Task requirements:
Reproduce the listing verbatim.
BEGIN Records supplied
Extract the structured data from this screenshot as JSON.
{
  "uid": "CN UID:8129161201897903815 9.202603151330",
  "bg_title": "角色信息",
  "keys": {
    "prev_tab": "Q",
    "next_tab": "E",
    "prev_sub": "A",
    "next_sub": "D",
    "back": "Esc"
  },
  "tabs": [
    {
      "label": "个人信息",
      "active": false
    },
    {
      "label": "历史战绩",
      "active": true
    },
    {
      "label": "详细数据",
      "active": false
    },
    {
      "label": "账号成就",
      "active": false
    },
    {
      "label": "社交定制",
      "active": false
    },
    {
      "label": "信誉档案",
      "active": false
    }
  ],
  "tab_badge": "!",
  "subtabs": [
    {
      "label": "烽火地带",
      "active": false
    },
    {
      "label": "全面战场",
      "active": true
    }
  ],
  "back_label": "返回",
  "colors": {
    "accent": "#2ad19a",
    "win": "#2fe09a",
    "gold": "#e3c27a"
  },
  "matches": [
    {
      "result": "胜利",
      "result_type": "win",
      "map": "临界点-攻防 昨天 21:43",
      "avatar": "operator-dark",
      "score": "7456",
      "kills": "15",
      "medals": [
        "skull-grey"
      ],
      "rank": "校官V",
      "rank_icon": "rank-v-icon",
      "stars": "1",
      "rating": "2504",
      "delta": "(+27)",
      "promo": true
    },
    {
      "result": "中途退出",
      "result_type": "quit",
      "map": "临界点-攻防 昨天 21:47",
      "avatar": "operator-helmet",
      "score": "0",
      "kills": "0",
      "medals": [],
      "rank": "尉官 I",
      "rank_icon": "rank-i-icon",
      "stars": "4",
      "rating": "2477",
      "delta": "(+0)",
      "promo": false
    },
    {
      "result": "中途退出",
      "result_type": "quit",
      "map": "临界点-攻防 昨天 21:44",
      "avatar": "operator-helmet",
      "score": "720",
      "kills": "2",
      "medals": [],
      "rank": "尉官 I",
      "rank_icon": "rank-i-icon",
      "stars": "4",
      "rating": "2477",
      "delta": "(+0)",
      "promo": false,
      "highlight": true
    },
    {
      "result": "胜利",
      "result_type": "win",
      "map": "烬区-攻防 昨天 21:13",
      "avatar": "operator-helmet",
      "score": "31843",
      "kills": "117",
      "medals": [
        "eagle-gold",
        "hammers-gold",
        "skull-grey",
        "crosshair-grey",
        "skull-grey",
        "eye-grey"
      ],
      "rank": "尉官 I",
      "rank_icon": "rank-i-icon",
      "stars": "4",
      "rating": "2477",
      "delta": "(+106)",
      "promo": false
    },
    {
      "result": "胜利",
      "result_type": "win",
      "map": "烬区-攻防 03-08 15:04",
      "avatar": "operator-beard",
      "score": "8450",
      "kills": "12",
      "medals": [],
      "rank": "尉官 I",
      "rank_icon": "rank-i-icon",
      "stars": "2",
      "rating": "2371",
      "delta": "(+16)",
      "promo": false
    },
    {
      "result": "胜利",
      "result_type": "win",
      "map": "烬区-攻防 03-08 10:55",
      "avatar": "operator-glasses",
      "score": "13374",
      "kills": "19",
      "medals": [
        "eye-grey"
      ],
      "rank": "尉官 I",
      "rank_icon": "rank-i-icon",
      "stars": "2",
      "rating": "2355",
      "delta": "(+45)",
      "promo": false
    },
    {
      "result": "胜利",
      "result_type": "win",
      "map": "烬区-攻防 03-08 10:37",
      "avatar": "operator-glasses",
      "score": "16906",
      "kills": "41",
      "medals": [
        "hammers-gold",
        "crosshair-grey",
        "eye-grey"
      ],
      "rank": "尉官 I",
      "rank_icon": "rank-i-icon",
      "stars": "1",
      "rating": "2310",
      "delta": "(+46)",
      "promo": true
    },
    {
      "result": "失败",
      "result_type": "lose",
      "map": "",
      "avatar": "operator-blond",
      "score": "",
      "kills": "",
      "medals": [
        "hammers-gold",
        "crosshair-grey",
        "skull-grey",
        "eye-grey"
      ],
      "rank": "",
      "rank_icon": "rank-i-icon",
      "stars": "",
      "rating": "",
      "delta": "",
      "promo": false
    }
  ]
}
END Records supplied
Exercise output:
Extract the structured data from this screenshot as JSON.
{
  "uid": "CN UID:8129161201897903815 9.202603151330",
  "bg_title": "角色信息",
  "keys": {
    "prev_tab": "Q",
    "next_tab": "E",
    "prev_sub": "A",
    "next_sub": "D",
    "back": "Esc"
  },
  "tabs": [
    {
      "label": "个人信息",
      "active": false
    },
    {
      "label": "历史战绩",
      "active": true
    },
    {
      "label": "详细数据",
      "active": false
    },
    {
      "label": "账号成就",
      "active": false
    },
    {
      "label": "社交定制",
      "active": false
    },
    {
      "label": "信誉档案",
      "active": false
    }
  ],
  "tab_badge": "!",
  "subtabs": [
    {
      "label": "烽火地带",
      "active": false
    },
    {
      "label": "全面战场",
      "active": true
    }
  ],
  "back_label": "返回",
  "colors": {
    "accent": "#2ad19a",
    "win": "#2fe09a",
    "gold": "#e3c27a"
  },
  "matches": [
    {
      "result": "胜利",
      "result_type": "win",
      "map": "临界点-攻防 昨天 21:43",
      "avatar": "operator-dark",
      "score": "7456",
      "kills": "15",
      "medals": [
        "skull-grey"
      ],
      "rank": "校官V",
      "rank_icon": "rank-v-icon",
      "stars": "1",
      "rating": "2504",
      "delta": "(+27)",
      "promo": true
    },
    {
      "result": "中途退出",
      "result_type": "quit",
      "map": "临界点-攻防 昨天 21:47",
      "avatar": "operator-helmet",
      "score": "0",
      "kills": "0",
      "medals": [],
      "rank": "尉官 I",
      "rank_icon": "rank-i-icon",
      "stars": "4",
      "rating": "2477",
      "delta": "(+0)",
      "promo": false
    },
    {
      "result": "中途退出",
      "result_type": "quit",
      "map": "临界点-攻防 昨天 21:44",
      "avatar": "operator-helmet",
      "score": "720",
      "kills": "2",
      "medals": [],
      "rank": "尉官 I",
      "rank_icon": "rank-i-icon",
      "stars": "4",
      "rating": "2477",
      "delta": "(+0)",
      "promo": false,
      "highlight": true
    },
    {
      "result": "胜利",
      "result_type": "win",
      "map": "烬区-攻防 昨天 21:13",
      "avatar": "operator-helmet",
      "score": "31843",
      "kills": "117",
      "medals": [
        "eagle-gold",
        "hammers-gold",
        "skull-grey",
        "crosshair-grey",
        "skull-grey",
        "eye-grey"
      ],
      "rank": "尉官 I",
      "rank_icon": "rank-i-icon",
      "stars": "4",
      "rating": "2477",
      "delta": "(+106)",
      "promo": false
    },
    {
      "result": "胜利",
      "result_type": "win",
      "map": "烬区-攻防 03-08 15:04",
      "avatar": "operator-beard",
      "score": "8450",
      "kills": "12",
      "medals": [],
      "rank": "尉官 I",
      "rank_icon": "rank-i-icon",
      "stars": "2",
      "rating": "2371",
      "delta": "(+16)",
      "promo": false
    },
    {
      "result": "胜利",
      "result_type": "win",
      "map": "烬区-攻防 03-08 10:55",
      "avatar": "operator-glasses",
      "score": "13374",
      "kills": "19",
      "medals": [
        "eye-grey"
      ],
      "rank": "尉官 I",
      "rank_icon": "rank-i-icon",
      "stars": "2",
      "rating": "2355",
      "delta": "(+45)",
      "promo": false
    },
    {
      "result": "胜利",
      "result_type": "win",
      "map": "烬区-攻防 03-08 10:37",
      "avatar": "operator-glasses",
      "score": "16906",
      "kills": "41",
      "medals": [
        "hammers-gold",
        "crosshair-grey",
        "eye-grey"
      ],
      "rank": "尉官 I",
      "rank_icon": "rank-i-icon",
      "stars": "1",
      "rating": "2310",
      "delta": "(+46)",
      "promo": true
    },
    {
      "result": "失败",
      "result_type": "lose",
      "map": "",
      "avatar": "operator-blond",
      "score": "",
      "kills": "",
      "medals": [
        "hammers-gold",
        "crosshair-grey",
        "skull-grey",
        "eye-grey"
      ],
      "rank": "",
      "rank_icon": "rank-i-icon",
      "stars": "",
      "rating": "",
      "delta": "",
      "promo": false
    }
  ]
}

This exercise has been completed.